Instructions for the task. For each line of the data below that holds "list", copy the line.

:: Source material

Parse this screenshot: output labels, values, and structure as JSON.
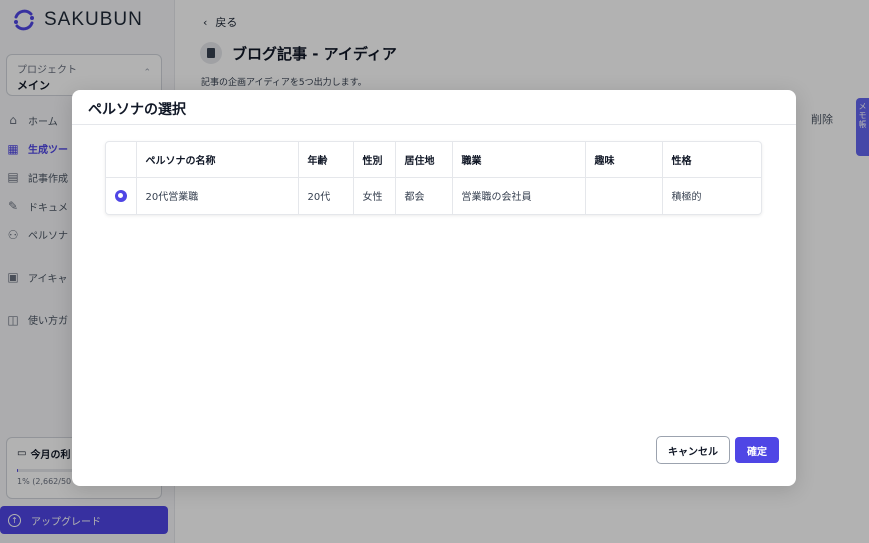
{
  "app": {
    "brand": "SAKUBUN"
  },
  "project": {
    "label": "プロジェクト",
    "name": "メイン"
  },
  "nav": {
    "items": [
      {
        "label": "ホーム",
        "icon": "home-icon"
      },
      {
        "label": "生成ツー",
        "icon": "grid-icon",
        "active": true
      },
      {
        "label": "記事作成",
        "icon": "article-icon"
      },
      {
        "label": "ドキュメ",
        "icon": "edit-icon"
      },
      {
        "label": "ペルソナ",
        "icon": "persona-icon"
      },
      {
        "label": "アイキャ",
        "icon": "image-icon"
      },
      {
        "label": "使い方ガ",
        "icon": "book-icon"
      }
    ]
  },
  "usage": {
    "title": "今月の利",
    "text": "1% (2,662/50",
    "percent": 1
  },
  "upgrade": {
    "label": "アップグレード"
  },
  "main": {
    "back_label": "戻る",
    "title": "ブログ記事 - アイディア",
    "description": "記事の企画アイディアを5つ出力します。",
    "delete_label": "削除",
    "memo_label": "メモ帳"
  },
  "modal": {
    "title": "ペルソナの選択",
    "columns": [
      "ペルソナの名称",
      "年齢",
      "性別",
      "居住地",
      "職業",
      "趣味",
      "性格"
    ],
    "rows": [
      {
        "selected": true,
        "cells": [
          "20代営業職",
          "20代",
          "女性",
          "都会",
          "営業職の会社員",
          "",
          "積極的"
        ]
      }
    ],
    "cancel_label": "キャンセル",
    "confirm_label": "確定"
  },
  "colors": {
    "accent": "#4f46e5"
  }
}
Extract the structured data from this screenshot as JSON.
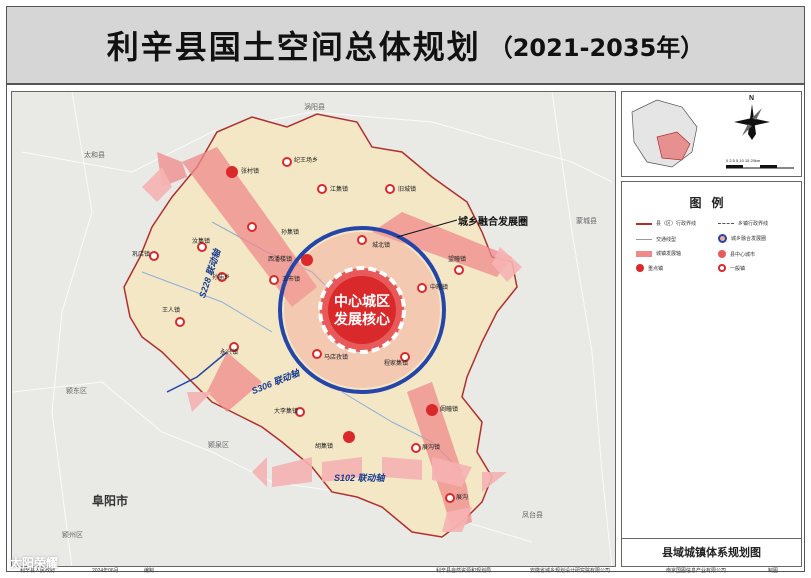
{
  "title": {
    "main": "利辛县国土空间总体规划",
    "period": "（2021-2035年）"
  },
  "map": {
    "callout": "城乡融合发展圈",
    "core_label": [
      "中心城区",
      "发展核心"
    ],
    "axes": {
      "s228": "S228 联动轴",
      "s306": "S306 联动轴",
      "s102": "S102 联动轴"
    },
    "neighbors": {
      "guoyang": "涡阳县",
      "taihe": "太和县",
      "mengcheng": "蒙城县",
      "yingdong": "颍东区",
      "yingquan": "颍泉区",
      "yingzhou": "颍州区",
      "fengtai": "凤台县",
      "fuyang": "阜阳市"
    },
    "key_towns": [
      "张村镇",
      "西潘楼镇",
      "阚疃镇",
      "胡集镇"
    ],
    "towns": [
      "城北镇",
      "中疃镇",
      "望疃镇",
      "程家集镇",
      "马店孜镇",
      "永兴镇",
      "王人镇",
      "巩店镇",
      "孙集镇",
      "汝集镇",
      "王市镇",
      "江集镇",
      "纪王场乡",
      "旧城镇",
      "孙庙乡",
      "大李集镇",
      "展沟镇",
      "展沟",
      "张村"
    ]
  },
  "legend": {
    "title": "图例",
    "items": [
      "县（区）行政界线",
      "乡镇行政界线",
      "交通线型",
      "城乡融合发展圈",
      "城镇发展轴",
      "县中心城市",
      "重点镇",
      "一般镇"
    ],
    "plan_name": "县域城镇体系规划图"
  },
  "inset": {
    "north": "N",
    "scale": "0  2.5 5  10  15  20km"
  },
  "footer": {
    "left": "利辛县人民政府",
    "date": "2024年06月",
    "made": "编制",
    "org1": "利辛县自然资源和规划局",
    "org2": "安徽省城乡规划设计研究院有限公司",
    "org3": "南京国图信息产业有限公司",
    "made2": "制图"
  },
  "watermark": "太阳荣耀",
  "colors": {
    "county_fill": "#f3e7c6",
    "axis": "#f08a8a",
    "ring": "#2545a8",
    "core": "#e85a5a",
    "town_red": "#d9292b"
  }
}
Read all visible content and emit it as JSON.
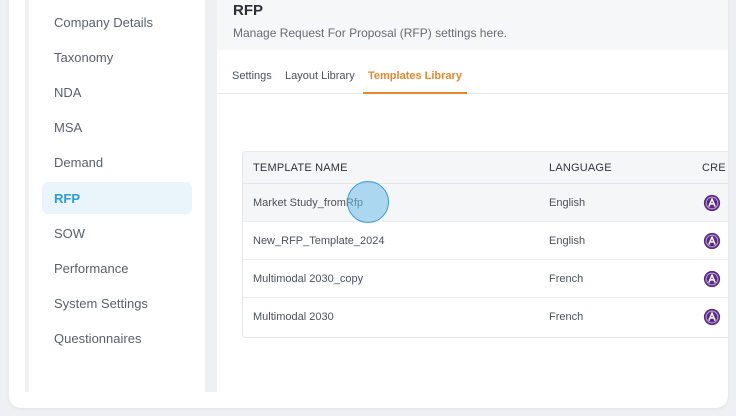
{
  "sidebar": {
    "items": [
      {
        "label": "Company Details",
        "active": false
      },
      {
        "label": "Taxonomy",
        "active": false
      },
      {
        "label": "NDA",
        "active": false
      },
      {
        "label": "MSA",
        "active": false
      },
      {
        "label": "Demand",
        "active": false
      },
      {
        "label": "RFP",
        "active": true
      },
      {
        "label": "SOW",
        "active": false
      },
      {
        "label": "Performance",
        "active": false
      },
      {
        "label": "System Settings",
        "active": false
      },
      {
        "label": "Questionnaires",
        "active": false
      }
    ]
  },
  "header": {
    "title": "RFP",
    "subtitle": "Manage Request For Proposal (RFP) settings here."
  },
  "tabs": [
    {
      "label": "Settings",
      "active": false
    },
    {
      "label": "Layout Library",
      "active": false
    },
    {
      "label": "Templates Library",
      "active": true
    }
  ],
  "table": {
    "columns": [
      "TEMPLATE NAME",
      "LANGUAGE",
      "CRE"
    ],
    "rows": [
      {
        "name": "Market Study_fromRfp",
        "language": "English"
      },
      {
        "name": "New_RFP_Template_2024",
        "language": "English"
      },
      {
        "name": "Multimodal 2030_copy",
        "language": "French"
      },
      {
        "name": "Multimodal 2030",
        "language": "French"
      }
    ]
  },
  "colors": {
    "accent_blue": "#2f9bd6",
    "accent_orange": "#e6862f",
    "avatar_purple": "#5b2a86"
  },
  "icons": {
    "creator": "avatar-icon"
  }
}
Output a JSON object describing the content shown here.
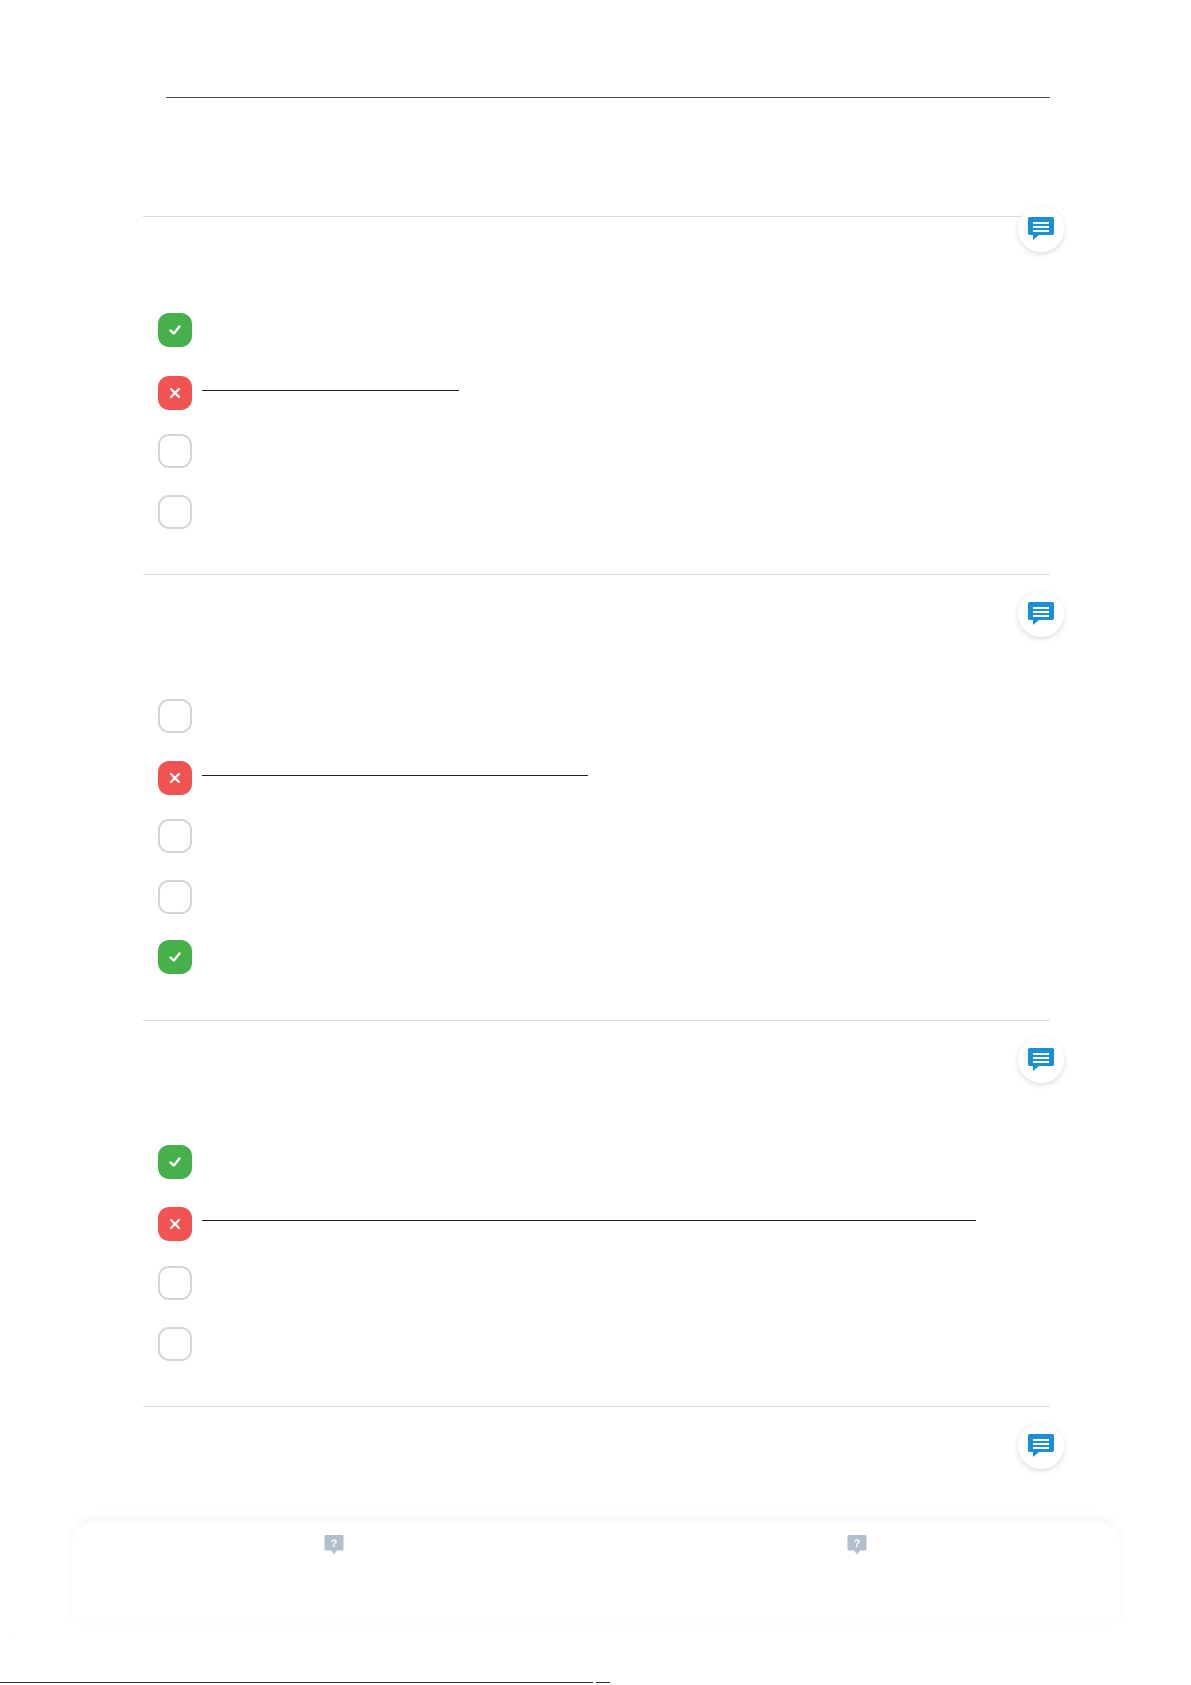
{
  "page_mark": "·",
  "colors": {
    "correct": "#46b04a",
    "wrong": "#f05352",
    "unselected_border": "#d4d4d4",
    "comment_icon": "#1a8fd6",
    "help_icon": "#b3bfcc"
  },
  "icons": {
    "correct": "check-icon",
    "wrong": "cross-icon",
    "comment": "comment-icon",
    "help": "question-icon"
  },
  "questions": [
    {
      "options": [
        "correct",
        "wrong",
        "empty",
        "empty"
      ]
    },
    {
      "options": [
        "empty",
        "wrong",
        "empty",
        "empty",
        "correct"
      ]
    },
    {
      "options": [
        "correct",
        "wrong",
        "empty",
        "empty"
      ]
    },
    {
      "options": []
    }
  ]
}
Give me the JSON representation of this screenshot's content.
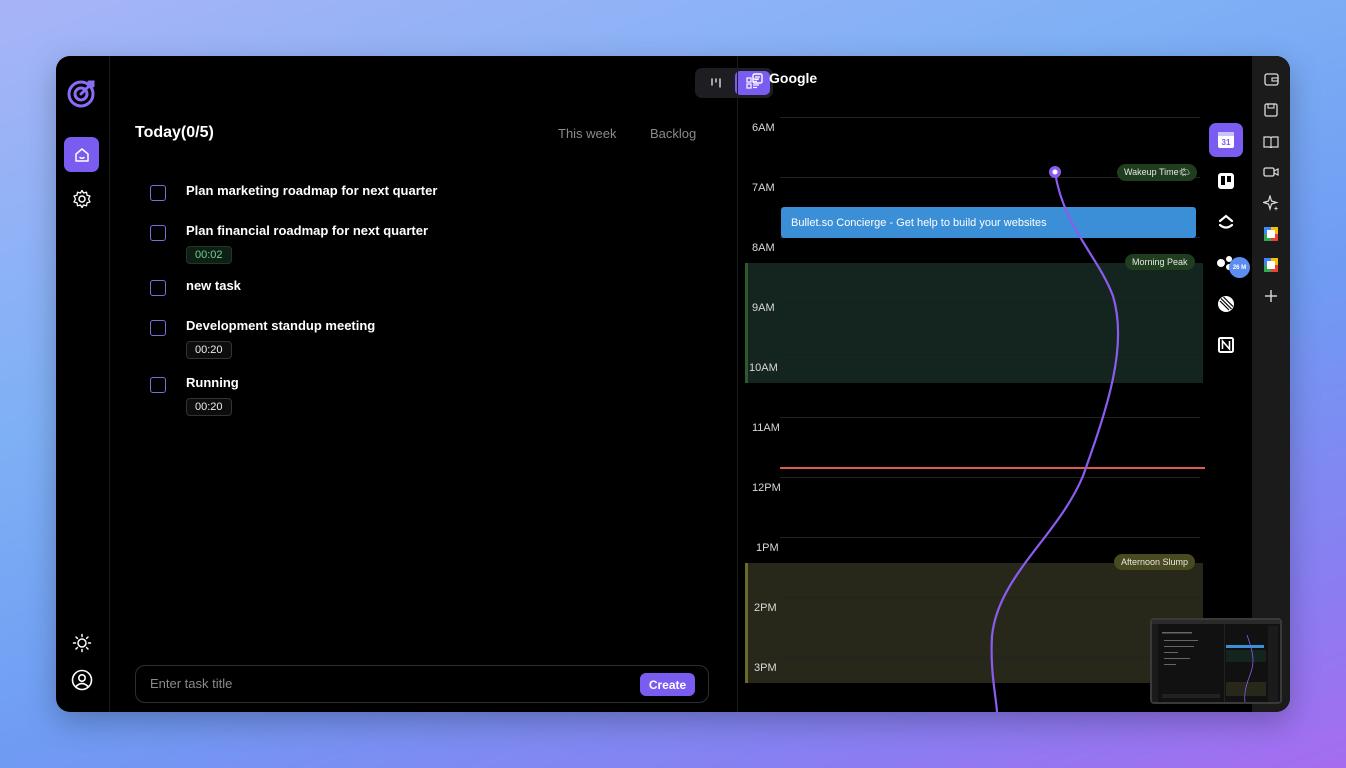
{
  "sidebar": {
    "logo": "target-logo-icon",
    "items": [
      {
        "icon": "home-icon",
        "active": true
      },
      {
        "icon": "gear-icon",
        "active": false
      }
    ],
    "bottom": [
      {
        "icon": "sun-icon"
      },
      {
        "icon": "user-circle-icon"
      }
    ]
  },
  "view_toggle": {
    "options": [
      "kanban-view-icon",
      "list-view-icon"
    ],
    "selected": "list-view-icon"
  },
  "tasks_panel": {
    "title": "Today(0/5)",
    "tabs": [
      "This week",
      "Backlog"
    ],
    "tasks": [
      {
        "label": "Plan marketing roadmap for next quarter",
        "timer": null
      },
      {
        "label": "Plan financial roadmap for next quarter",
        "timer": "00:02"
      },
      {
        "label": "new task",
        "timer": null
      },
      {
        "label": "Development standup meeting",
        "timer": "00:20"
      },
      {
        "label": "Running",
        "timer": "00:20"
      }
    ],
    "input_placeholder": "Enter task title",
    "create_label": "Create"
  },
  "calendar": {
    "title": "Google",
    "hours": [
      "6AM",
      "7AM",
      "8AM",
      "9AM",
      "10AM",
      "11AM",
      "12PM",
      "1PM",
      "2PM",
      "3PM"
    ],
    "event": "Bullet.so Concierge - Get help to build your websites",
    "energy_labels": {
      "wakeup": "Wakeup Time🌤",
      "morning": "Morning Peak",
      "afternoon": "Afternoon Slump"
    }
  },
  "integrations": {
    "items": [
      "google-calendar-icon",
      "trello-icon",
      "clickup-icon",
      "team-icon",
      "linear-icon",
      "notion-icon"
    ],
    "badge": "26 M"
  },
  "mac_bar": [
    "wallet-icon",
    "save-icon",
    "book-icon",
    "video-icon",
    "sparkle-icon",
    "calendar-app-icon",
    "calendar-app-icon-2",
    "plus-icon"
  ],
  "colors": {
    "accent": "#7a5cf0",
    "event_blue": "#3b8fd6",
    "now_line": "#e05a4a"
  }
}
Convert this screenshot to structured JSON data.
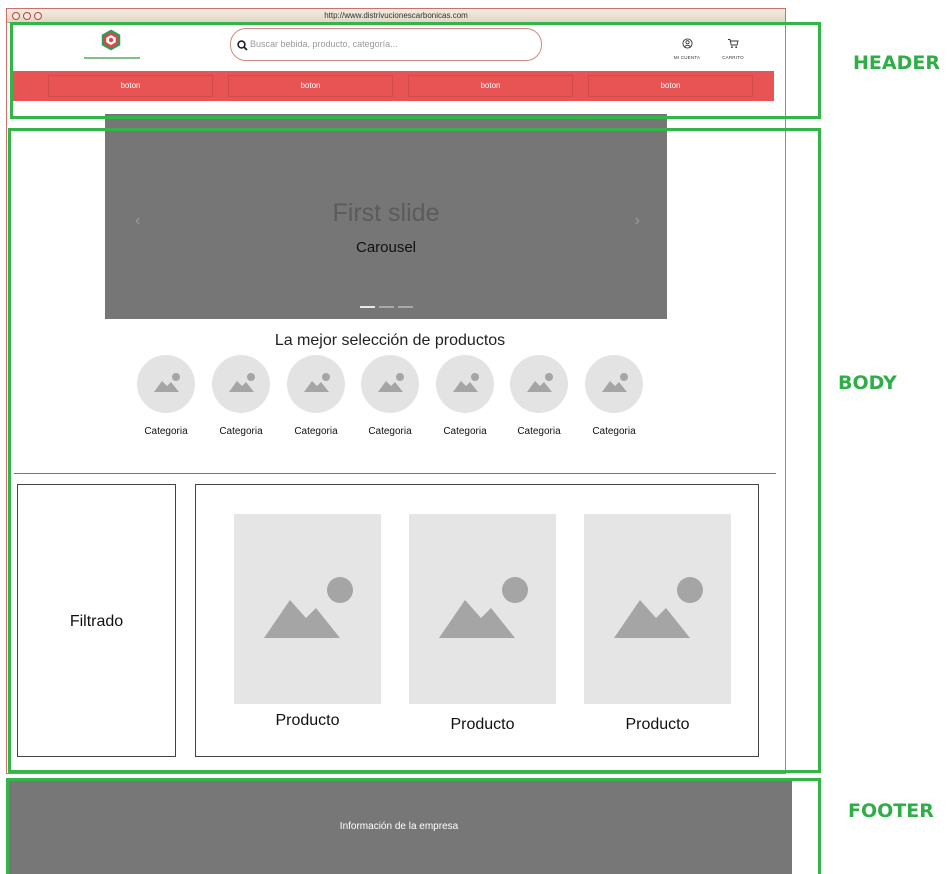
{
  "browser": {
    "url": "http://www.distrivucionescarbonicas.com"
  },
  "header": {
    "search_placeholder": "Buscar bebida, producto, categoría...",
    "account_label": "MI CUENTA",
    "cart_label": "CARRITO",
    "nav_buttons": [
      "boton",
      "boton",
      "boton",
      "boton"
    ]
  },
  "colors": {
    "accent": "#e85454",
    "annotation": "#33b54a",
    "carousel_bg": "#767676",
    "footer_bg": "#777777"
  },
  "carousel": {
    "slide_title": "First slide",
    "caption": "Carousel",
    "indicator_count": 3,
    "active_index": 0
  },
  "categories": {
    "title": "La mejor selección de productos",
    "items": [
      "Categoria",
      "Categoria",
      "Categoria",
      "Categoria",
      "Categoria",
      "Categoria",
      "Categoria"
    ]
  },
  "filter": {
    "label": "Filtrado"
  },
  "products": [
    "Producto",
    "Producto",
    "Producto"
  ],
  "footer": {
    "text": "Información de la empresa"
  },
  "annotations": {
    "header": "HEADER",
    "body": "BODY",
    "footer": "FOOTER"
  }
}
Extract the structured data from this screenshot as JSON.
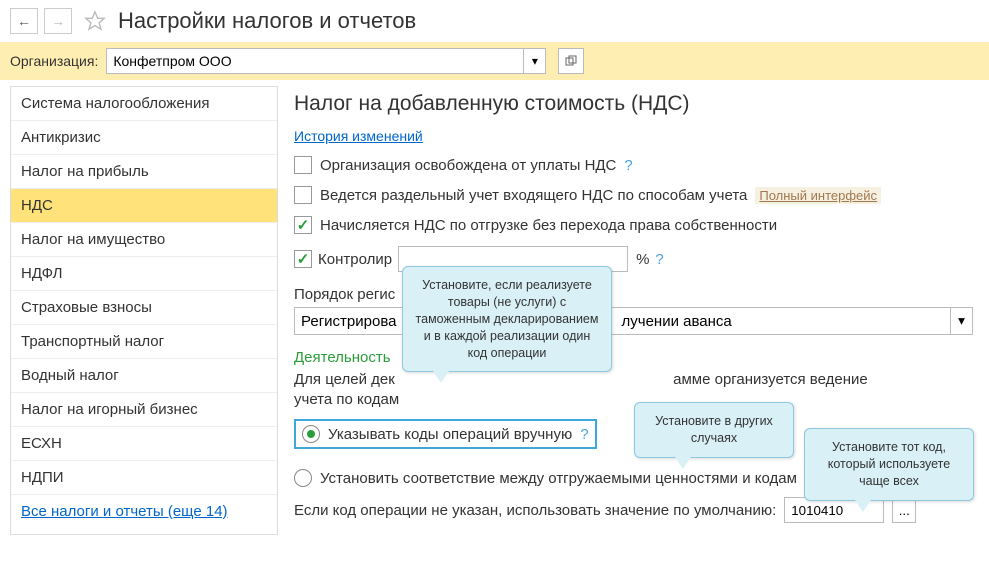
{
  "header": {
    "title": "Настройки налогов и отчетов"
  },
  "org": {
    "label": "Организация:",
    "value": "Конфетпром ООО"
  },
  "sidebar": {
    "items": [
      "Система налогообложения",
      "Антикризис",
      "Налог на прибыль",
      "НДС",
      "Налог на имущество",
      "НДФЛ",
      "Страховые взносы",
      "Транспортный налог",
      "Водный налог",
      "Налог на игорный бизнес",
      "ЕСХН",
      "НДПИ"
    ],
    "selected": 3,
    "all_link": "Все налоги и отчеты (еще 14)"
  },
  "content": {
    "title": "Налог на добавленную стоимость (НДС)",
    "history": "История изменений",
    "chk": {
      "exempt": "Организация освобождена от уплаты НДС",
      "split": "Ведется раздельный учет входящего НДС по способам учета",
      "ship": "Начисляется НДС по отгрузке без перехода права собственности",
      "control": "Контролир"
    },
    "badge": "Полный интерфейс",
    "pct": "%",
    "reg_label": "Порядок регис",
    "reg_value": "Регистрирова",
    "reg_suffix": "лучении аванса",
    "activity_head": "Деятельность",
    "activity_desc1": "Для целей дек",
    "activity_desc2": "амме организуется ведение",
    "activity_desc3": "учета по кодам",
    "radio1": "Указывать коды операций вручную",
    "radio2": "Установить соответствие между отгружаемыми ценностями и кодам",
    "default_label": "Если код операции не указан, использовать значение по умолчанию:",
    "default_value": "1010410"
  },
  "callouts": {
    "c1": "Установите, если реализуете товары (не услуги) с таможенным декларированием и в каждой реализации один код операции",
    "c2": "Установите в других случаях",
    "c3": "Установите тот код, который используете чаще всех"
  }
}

::::

Exercise output.
      "list-view-icon"
    "selected": "list-view-icon"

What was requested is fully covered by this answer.